* BEGIN INPUT *

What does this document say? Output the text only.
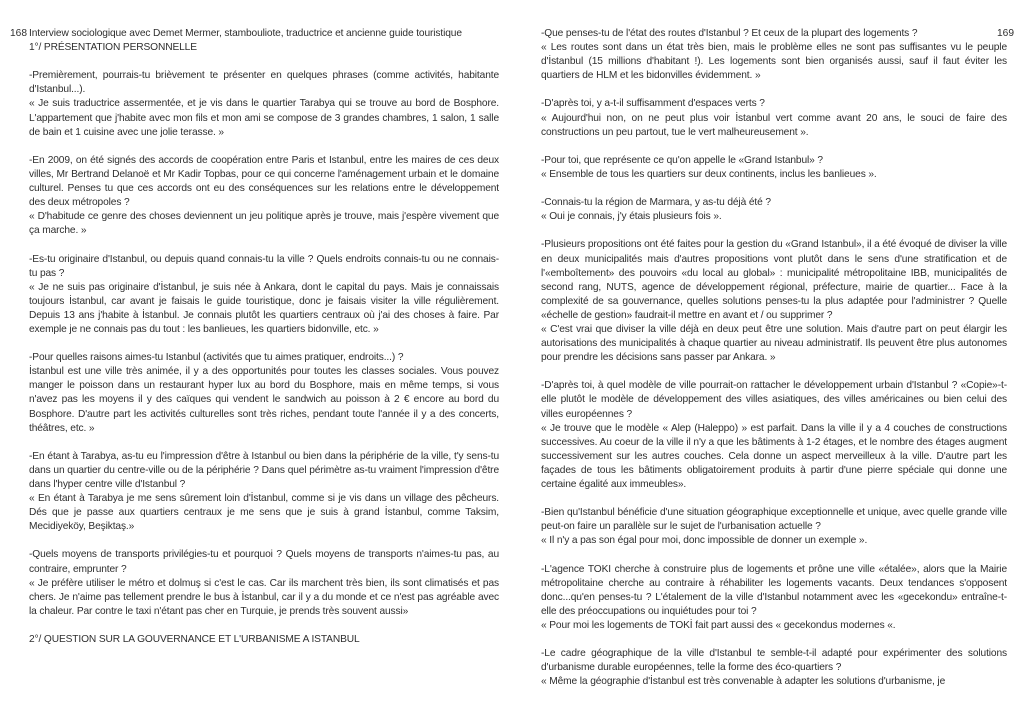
168	169
Interview sociologique avec Demet Mermer, stambouliote, traductrice et ancienne guide touristique
1°/ PRÉSENTATION PERSONNELLE
-Premièrement, pourrais-tu brièvement te présenter en quelques phrases (comme activités, habitante d'Istanbul...).
« Je suis traductrice assermentée, et je vis dans le quartier Tarabya qui se trouve au bord de Bosphore. L'appartement que j'habite avec mon fils et mon ami se compose de 3 grandes chambres, 1 salon, 1 salle de bain et 1 cuisine avec une jolie terasse. »
-En 2009, on été signés des accords de coopération entre Paris et Istanbul, entre les maires de ces deux villes, Mr Bertrand Delanoë et Mr Kadir Topbas, pour ce qui concerne l'aménagement urbain et le domaine culturel. Penses tu que ces accords ont eu des conséquences sur les relations entre le développement des deux métropoles ?
« D'habitude ce genre des choses deviennent un jeu politique après je trouve, mais j'espère vivement que ça marche. »
-Es-tu originaire d'Istanbul, ou depuis quand connais-tu la ville ? Quels endroits connais-tu ou ne connais-tu pas ?
« Je ne suis pas originaire d'İstanbul, je suis née à Ankara, dont le capital du pays. Mais je connaissais toujours İstanbul, car avant je faisais le guide touristique, donc je faisais visiter la ville régulièrement. Depuis 13 ans j'habite à İstanbul. Je connais plutôt les quartiers centraux où j'ai des choses à faire. Par exemple je ne connais pas du tout : les banlieues, les quartiers bidonville, etc. »
-Pour quelles raisons aimes-tu Istanbul (activités que tu aimes pratiquer, endroits...) ?
İstanbul est une ville très animée, il y a des opportunités pour toutes les classes sociales. Vous pouvez manger le poisson dans un restaurant hyper lux au bord du Bosphore, mais en même temps, si vous n'avez pas les moyens il y des caïques qui vendent le sandwich au poisson à 2 € encore au bord du Bosphore. D'autre part les activités culturelles sont très riches, pendant toute l'année il y a des concerts, théâtres, etc. »
-En étant à Tarabya, as-tu eu l'impression d'être à Istanbul ou bien dans la périphérie de la ville, t'y sens-tu dans un quartier du centre-ville ou de la périphérie ? Dans quel périmètre as-tu vraiment l'impression d'être dans l'hyper centre ville d'Istanbul ?
« En étant à Tarabya je me sens sûrement loin d'İstanbul, comme si je vis dans un village des pêcheurs. Dés que je passe aux quartiers centraux je me sens que je suis à grand İstanbul, comme Taksim, Mecidiyeköy, Beşiktaş.»
-Quels moyens de transports privilégies-tu et pourquoi ? Quels moyens de transports n'aimes-tu pas, au contraire, emprunter ?
« Je préfère utiliser le métro et dolmuş si c'est le cas. Car ils marchent très bien, ils sont climatisés et pas chers. Je n'aime pas tellement prendre le bus à İstanbul, car il y a du monde et ce n'est pas agréable avec la chaleur. Par contre le taxi n'étant pas cher en Turquie, je prends très souvent aussi»
2°/ QUESTION SUR LA GOUVERNANCE ET L'URBANISME A ISTANBUL
-Que penses-tu de l'état des routes d'Istanbul ? Et ceux de la plupart des logements ?
« Les routes sont dans un état très bien, mais le problème elles ne sont pas suffisantes vu le peuple d'İstanbul (15 millions d'habitant !). Les logements sont bien organisés aussi, sauf il faut éviter les quartiers de HLM et les bidonvilles évidemment. »
-D'après toi, y a-t-il suffisamment d'espaces verts ?
« Aujourd'hui non, on ne peut plus voir İstanbul vert comme avant 20 ans, le souci de faire des constructions un peu partout, tue le vert malheureusement ».
-Pour toi, que représente ce qu'on appelle le «Grand Istanbul» ?
« Ensemble de tous les quartiers sur deux continents, inclus les banlieues ».
-Connais-tu la région de Marmara, y as-tu déjà été ?
« Oui je connais, j'y étais plusieurs fois ».
-Plusieurs propositions ont été faites pour la gestion du «Grand Istanbul», il a été évoqué de diviser la ville en deux municipalités mais d'autres propositions vont plutôt dans le sens d'une stratification et de l'«emboîtement» des pouvoirs «du local au global» : municipalité métropolitaine IBB, municipalités de second rang, NUTS, agence de développement régional, préfecture, mairie de quartier... Face à la complexité de sa gouvernance, quelles solutions penses-tu la plus adaptée pour l'administrer ? Quelle «échelle de gestion» faudrait-il mettre en avant et / ou supprimer ?
« C'est vrai que diviser la ville déjà en deux peut être une solution. Mais d'autre part on peut élargir les autorisations des municipalités à chaque quartier au niveau administratif. Ils peuvent être plus autonomes pour prendre les décisions sans passer par Ankara. »
-D'après toi, à quel modèle de ville pourrait-on rattacher le développement urbain d'Istanbul ? «Copie»-t-elle plutôt le modèle de développement des villes asiatiques, des villes américaines ou bien celui des villes européennes ?
« Je trouve que le modèle « Alep (Haleppo) » est parfait. Dans la ville il y a 4 couches de constructions successives. Au coeur de la ville il n'y a que les bâtiments à 1-2 étages, et le nombre des étages augment successivement sur les autres couches. Cela donne un aspect merveilleux à la ville. D'autre part les façades de tous les bâtiments obligatoirement produits à partir d'une pierre spéciale qui donne une certaine égalité aux immeubles».
-Bien qu'Istanbul bénéficie d'une situation géographique exceptionnelle et unique, avec quelle grande ville peut-on faire un parallèle sur le sujet de l'urbanisation actuelle ?
« Il n'y a pas son égal pour moi, donc impossible de donner un exemple ».
-L'agence TOKI cherche à construire plus de logements et prône une ville «étalée», alors que la Mairie métropolitaine cherche au contraire à réhabiliter les logements vacants. Deux tendances s'opposent donc...qu'en penses-tu ? L'étalement de la ville d'Istanbul notamment avec les «gecekondu» entraîne-t-elle des préoccupations ou inquiétudes pour toi ?
« Pour moi les logements de TOKİ fait part aussi des « gecekondus modernes «.
-Le cadre géographique de la ville d'Istanbul te semble-t-il adapté pour expérimenter des solutions d'urbanisme durable européennes, telle la forme des éco-quartiers ?
« Même la géographie d'İstanbul est très convenable à adapter les solutions d'urbanisme, je
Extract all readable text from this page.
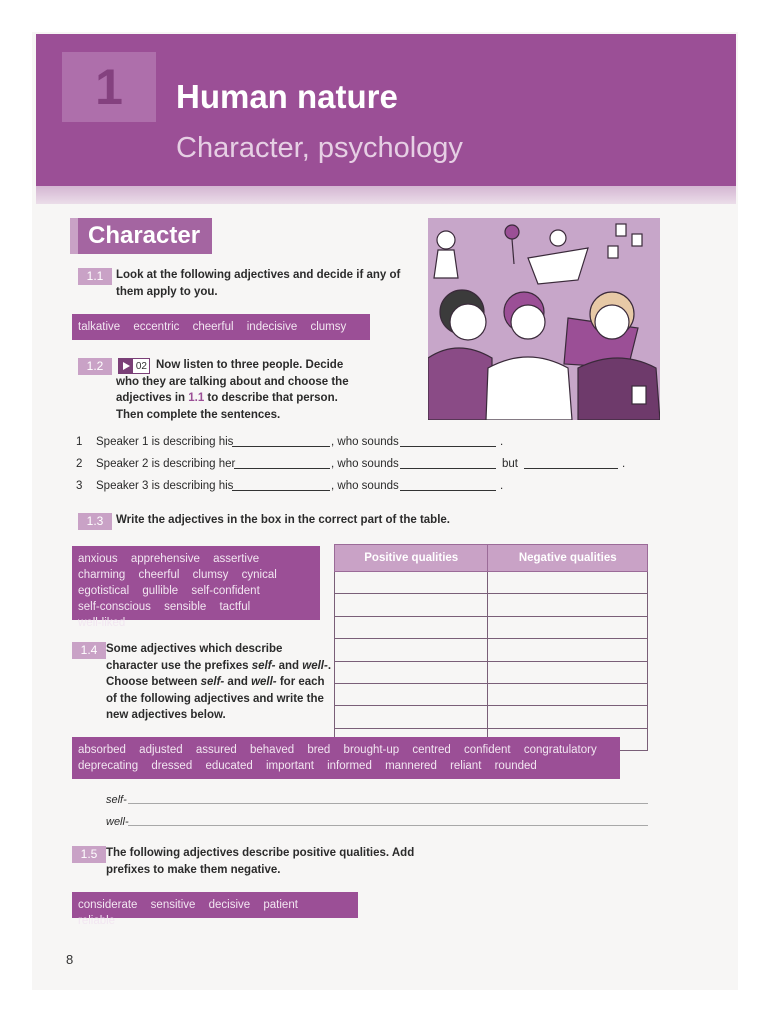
1	Human nature
Character, psychology
Character
1.1	Look at the following adjectives and decide if any of them apply to you.
talkative eccentric cheerful indecisive clumsy
1.2	02 Now listen to three people. Decide who they are talking about and choose the adjectives in 1.1 to describe that person. Then complete the sentences.
1 Speaker 1 is describing his	, who sounds	.
2 Speaker 2 is describing her	, who sounds	but	.
3 Speaker 3 is describing his	, who sounds	.
1.3	Write the adjectives in the box in the correct part of the table.
anxious apprehensive assertive
charming cheerful clumsy cynical
egotistical gullible self-confident
self-conscious sensible tactful well-liked
Positive qualities	Negative qualities

1.4 Some adjectives which describe character use the prefixes self- and well-. Choose between self- and well- for each of the following adjectives and write the new adjectives below.
absorbed adjusted assured behaved bred brought-up centred confident congratulatory
deprecating dressed educated important informed mannered reliant rounded
self-
well-
1.5 The following adjectives describe positive qualities. Add prefixes to make them negative.
considerate sensitive decisive patient reliable
8
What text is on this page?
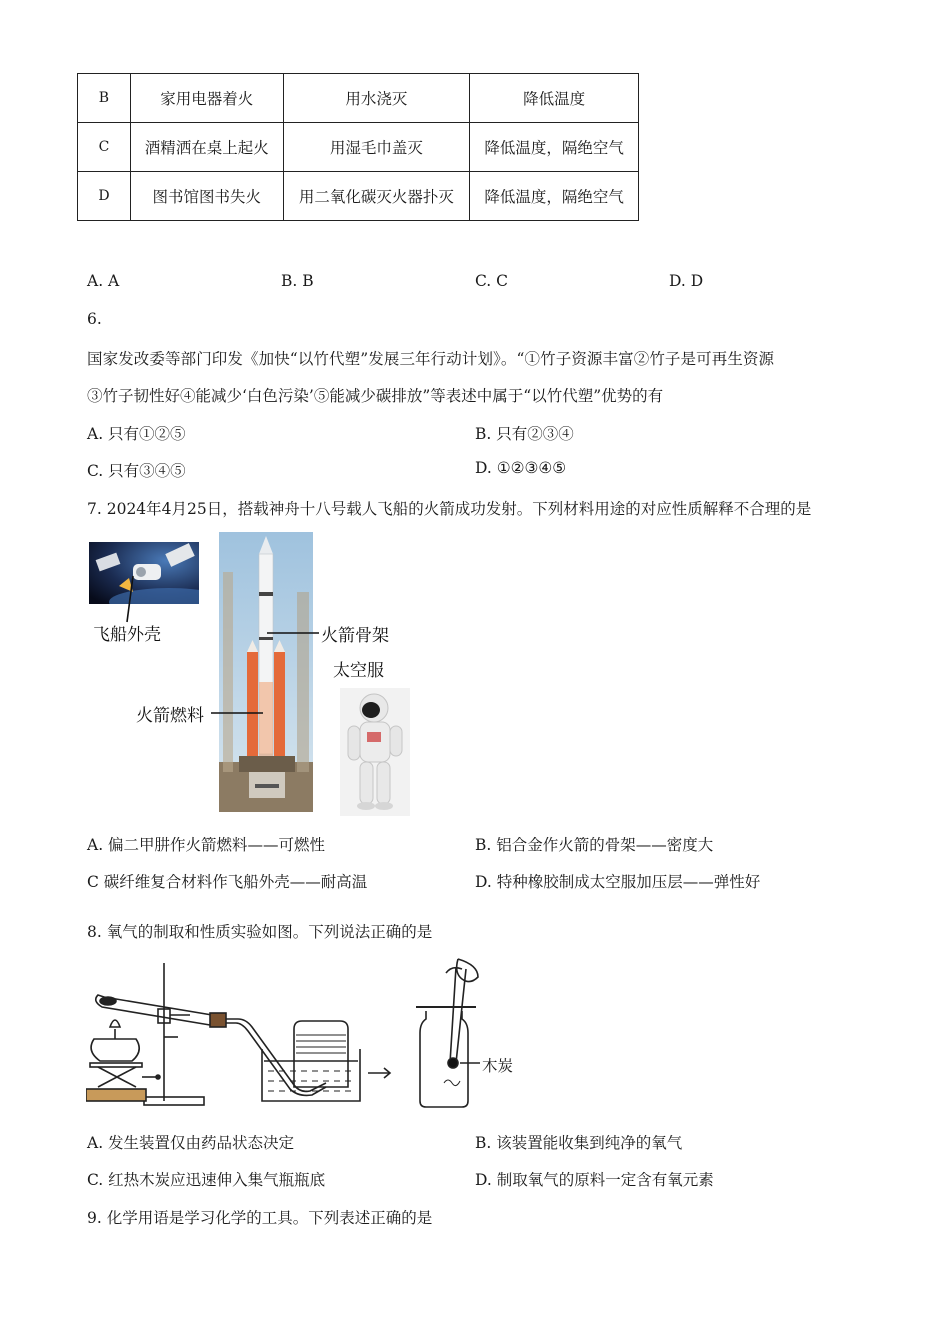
B	家用电器着火	用水浇灭	降低温度
C	酒精洒在桌上起火	用湿毛巾盖灭	降低温度，隔绝空气
D	图书馆图书失火	用二氧化碳灭火器扑灭	降低温度，隔绝空气
A. A	B. B	C. C	D. D
6.
国家发改委等部门印发《加快“以竹代塑”发展三年行动计划》。“①竹子资源丰富②竹子是可再生资源
③竹子韧性好④能减少‘白色污染’⑤能减少碳排放”等表述中属于“以竹代塑”优势的有
A. 只有①②⑤	B. 只有②③④
C. 只有③④⑤	D. ①②③④⑤
7. 2024年4月25日，搭载神舟十八号载人飞船的火箭成功发射。下列材料用途的对应性质解释不合理的是
飞船外壳	火箭骨架
太空服
火箭燃料
A. 偏二甲肼作火箭燃料——可燃性	B. 铝合金作火箭的骨架——密度大
C 碳纤维复合材料作飞船外壳——耐高温	D. 特种橡胶制成太空服加压层——弹性好
8. 氧气的制取和性质实验如图。下列说法正确的是
木炭
A. 发生装置仅由药品状态决定	B. 该装置能收集到纯净的氧气
C. 红热木炭应迅速伸入集气瓶瓶底	D. 制取氧气的原料一定含有氧元素
9. 化学用语是学习化学的工具。下列表述正确的是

* END INPUT *

WHAT THE TASK REQUIRES
The line that contains "What text is on this page?" opens the part to copy, and the last line of the records closes it; set down those lines exactly, pictures excluded.

WORKED ANSWER
What text is on this page?
B	家用电器着火	用水浇灭	降低温度
C	酒精洒在桌上起火	用湿毛巾盖灭	降低温度，隔绝空气
D	图书馆图书失火	用二氧化碳灭火器扑灭	降低温度，隔绝空气
A. A	B. B	C. C	D. D
6.
国家发改委等部门印发《加快“以竹代塑”发展三年行动计划》。“①竹子资源丰富②竹子是可再生资源
③竹子韧性好④能减少‘白色污染’⑤能减少碳排放”等表述中属于“以竹代塑”优势的有
A. 只有①②⑤	B. 只有②③④
C. 只有③④⑤	D. ①②③④⑤
7. 2024年4月25日，搭载神舟十八号载人飞船的火箭成功发射。下列材料用途的对应性质解释不合理的是
飞船外壳	火箭骨架
太空服
火箭燃料
A. 偏二甲肼作火箭燃料——可燃性	B. 铝合金作火箭的骨架——密度大
C 碳纤维复合材料作飞船外壳——耐高温	D. 特种橡胶制成太空服加压层——弹性好
8. 氧气的制取和性质实验如图。下列说法正确的是
木炭
A. 发生装置仅由药品状态决定	B. 该装置能收集到纯净的氧气
C. 红热木炭应迅速伸入集气瓶瓶底	D. 制取氧气的原料一定含有氧元素
9. 化学用语是学习化学的工具。下列表述正确的是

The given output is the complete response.